Part of a data file:

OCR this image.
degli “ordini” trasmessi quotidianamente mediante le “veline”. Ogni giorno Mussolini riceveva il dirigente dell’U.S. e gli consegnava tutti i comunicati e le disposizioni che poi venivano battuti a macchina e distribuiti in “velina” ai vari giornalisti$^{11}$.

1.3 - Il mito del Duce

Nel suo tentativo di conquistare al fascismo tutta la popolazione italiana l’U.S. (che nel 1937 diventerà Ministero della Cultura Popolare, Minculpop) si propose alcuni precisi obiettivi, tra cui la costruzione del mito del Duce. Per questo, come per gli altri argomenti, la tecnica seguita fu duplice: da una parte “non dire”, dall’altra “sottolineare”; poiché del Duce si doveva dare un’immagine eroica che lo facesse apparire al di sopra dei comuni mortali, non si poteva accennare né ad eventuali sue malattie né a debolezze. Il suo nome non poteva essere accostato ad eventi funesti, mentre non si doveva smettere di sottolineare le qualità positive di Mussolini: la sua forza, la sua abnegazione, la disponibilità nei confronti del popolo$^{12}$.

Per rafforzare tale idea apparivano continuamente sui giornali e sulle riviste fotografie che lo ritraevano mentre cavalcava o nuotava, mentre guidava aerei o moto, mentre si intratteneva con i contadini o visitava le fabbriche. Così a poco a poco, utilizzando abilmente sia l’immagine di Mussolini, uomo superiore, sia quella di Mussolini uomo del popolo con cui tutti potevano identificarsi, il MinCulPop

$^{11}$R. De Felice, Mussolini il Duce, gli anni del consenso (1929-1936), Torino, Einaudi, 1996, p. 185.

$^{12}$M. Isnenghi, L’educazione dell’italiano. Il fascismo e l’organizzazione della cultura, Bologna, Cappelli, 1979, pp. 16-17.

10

= What the task requires =
Every entry must be output again, exactly as written above.

= Answer to the exercise =
OCR this image.
degli “ordini” trasmessi quotidianamente mediante le “veline”. Ogni giorno Mussolini riceveva il dirigente dell’U.S. e gli consegnava tutti i comunicati e le disposizioni che poi venivano battuti a macchina e distribuiti in “velina” ai vari giornalisti$^{11}$.

1.3 - Il mito del Duce

Nel suo tentativo di conquistare al fascismo tutta la popolazione italiana l’U.S. (che nel 1937 diventerà Ministero della Cultura Popolare, Minculpop) si propose alcuni precisi obiettivi, tra cui la costruzione del mito del Duce. Per questo, come per gli altri argomenti, la tecnica seguita fu duplice: da una parte “non dire”, dall’altra “sottolineare”; poiché del Duce si doveva dare un’immagine eroica che lo facesse apparire al di sopra dei comuni mortali, non si poteva accennare né ad eventuali sue malattie né a debolezze. Il suo nome non poteva essere accostato ad eventi funesti, mentre non si doveva smettere di sottolineare le qualità positive di Mussolini: la sua forza, la sua abnegazione, la disponibilità nei confronti del popolo$^{12}$.

Per rafforzare tale idea apparivano continuamente sui giornali e sulle riviste fotografie che lo ritraevano mentre cavalcava o nuotava, mentre guidava aerei o moto, mentre si intratteneva con i contadini o visitava le fabbriche. Così a poco a poco, utilizzando abilmente sia l’immagine di Mussolini, uomo superiore, sia quella di Mussolini uomo del popolo con cui tutti potevano identificarsi, il MinCulPop

$^{11}$R. De Felice, Mussolini il Duce, gli anni del consenso (1929-1936), Torino, Einaudi, 1996, p. 185.

$^{12}$M. Isnenghi, L’educazione dell’italiano. Il fascismo e l’organizzazione della cultura, Bologna, Cappelli, 1979, pp. 16-17.

10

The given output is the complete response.